[Stored items]
[start]

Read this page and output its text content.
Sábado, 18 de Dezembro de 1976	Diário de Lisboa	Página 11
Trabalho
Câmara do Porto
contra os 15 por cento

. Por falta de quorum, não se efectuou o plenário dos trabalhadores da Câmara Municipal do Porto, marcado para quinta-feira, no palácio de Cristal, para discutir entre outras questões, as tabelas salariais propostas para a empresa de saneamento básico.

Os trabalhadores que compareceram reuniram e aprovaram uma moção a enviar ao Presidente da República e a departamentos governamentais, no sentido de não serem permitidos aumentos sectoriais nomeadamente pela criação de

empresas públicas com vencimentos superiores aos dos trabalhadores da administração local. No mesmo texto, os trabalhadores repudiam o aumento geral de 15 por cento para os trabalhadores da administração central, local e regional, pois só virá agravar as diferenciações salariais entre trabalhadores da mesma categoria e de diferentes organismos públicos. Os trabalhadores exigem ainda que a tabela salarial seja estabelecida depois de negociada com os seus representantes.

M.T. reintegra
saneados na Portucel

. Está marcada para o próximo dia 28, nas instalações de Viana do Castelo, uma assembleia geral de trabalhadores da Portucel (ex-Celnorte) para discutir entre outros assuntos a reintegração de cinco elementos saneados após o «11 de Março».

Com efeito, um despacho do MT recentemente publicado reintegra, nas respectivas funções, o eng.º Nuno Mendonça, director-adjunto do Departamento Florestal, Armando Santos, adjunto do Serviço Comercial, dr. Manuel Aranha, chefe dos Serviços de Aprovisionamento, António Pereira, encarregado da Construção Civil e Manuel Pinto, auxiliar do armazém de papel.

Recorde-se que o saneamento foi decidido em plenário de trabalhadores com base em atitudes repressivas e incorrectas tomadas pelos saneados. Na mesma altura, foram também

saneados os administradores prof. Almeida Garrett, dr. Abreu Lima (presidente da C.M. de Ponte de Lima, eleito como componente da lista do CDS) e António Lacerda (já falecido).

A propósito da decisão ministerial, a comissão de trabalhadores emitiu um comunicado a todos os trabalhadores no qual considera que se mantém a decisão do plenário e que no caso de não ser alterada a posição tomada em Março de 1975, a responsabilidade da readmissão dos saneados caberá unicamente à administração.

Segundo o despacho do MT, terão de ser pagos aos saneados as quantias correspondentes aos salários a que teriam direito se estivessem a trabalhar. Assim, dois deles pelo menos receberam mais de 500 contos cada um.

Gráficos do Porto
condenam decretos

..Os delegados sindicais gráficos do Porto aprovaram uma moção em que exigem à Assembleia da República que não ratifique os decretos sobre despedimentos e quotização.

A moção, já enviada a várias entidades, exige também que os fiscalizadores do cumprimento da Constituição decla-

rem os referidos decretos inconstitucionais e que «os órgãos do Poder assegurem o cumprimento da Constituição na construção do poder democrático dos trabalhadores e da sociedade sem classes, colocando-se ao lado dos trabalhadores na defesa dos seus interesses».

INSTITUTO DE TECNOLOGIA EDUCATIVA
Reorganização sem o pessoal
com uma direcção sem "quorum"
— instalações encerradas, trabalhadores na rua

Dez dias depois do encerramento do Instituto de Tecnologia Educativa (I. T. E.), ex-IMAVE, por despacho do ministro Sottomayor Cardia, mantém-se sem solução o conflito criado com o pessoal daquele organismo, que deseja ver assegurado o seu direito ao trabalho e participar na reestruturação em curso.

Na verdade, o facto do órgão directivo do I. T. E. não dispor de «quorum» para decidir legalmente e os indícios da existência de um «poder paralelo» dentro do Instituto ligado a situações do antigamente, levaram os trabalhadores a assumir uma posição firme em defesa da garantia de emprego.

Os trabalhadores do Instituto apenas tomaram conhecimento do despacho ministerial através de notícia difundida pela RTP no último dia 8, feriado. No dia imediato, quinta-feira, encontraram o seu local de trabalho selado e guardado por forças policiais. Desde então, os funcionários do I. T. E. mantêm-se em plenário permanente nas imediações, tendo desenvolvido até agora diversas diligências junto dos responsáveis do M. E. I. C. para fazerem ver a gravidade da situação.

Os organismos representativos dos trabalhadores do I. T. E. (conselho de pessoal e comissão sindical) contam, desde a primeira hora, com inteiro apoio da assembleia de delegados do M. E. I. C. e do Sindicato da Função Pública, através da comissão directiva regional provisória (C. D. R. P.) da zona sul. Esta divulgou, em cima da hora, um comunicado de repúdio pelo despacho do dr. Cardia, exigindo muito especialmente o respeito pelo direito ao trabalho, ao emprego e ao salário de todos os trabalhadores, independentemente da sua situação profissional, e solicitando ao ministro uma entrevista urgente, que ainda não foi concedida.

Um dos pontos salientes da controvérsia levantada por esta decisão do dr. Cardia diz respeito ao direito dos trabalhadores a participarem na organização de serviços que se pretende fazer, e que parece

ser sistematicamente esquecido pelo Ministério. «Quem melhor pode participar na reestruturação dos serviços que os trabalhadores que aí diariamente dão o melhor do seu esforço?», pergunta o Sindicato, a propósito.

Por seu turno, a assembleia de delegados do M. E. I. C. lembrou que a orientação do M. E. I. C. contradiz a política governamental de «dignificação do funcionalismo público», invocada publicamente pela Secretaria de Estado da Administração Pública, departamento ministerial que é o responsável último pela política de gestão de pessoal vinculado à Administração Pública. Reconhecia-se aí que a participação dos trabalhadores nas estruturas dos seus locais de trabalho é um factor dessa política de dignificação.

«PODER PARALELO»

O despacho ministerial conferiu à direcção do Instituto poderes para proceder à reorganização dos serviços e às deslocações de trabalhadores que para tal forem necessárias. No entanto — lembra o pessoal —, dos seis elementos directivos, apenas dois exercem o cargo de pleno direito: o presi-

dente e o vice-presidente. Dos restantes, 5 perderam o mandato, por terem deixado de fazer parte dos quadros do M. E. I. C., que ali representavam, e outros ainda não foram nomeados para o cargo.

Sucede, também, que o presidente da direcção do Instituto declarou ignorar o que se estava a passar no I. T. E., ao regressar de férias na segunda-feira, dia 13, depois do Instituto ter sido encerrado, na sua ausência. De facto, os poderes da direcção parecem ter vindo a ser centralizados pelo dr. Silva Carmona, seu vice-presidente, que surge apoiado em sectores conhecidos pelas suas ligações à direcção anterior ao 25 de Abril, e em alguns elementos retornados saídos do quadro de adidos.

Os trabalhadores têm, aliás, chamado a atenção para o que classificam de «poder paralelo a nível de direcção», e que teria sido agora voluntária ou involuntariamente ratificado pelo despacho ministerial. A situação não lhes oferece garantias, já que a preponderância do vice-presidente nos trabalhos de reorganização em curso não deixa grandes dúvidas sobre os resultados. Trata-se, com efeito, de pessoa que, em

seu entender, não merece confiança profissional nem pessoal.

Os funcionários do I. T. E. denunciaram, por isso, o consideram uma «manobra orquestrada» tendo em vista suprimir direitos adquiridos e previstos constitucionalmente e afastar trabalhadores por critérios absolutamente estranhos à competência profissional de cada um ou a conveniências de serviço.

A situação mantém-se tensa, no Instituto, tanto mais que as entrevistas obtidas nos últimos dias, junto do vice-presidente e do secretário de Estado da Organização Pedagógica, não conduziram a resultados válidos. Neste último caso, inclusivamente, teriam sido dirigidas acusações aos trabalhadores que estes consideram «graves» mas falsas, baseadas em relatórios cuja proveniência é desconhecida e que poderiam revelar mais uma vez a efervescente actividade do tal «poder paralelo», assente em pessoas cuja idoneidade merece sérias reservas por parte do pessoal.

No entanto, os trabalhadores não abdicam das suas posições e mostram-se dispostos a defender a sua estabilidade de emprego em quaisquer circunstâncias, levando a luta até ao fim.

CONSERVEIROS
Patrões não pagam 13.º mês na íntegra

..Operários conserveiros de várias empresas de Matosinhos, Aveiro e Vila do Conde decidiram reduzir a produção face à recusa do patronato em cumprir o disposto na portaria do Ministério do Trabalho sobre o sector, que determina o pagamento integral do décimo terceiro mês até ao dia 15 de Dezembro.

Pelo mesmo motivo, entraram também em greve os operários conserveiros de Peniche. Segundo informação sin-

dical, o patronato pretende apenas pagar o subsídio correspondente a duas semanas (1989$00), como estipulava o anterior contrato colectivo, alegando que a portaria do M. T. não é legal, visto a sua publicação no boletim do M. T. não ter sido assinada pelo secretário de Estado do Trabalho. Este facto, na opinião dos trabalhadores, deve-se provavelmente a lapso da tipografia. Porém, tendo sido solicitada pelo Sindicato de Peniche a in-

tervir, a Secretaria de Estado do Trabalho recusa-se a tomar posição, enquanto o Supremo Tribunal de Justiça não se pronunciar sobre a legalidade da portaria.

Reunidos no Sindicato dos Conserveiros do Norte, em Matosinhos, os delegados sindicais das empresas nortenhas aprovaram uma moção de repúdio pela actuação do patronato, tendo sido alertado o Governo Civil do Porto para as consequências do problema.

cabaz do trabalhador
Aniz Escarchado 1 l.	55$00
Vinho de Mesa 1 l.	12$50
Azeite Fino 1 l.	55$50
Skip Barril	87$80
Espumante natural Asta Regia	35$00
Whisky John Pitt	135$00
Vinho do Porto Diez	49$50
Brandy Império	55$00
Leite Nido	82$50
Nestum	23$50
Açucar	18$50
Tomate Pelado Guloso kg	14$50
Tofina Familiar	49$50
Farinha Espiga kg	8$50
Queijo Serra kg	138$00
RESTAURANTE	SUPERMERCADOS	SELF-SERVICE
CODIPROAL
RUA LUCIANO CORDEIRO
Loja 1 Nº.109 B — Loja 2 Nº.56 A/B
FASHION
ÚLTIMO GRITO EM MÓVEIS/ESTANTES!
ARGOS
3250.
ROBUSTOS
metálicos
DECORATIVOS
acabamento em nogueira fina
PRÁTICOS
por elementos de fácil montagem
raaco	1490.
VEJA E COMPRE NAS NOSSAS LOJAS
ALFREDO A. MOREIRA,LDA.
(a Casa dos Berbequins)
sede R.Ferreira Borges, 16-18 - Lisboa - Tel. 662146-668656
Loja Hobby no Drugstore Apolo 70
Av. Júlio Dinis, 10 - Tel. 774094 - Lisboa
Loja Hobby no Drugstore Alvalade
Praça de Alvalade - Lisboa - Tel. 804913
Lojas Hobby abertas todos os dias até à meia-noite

[end]

▶ **WHAT YOU ARE ASKED TO DO**: Copy each line from the records above that includes the string "patronato".

▶ **OUTPUT OF THE TASK**:
..Operários conserveiros de várias empresas de Matosinhos, Aveiro e Vila do Conde decidiram reduzir a produção face à recusa do patronato em cumprir o disposto na portaria do Ministério do Trabalho sobre o sector, que determina o pagamento integral do décimo terceiro mês até ao dia 15 de Dezembro.
dical, o patronato pretende apenas pagar o subsídio correspondente a duas semanas (1989$00), como estipulava o anterior contrato colectivo, alegando que a portaria do M. T. não é legal, visto a sua publicação no boletim do M. T. não ter sido assinada pelo secretário de Estado do Trabalho. Este facto, na opinião dos trabalhadores, deve-se provavelmente a lapso da tipografia. Porém, tendo sido solicitada pelo Sindicato de Peniche a in-
Reunidos no Sindicato dos Conserveiros do Norte, em Matosinhos, os delegados sindicais das empresas nortenhas aprovaram uma moção de repúdio pela actuação do patronato, tendo sido alertado o Governo Civil do Porto para as consequências do problema.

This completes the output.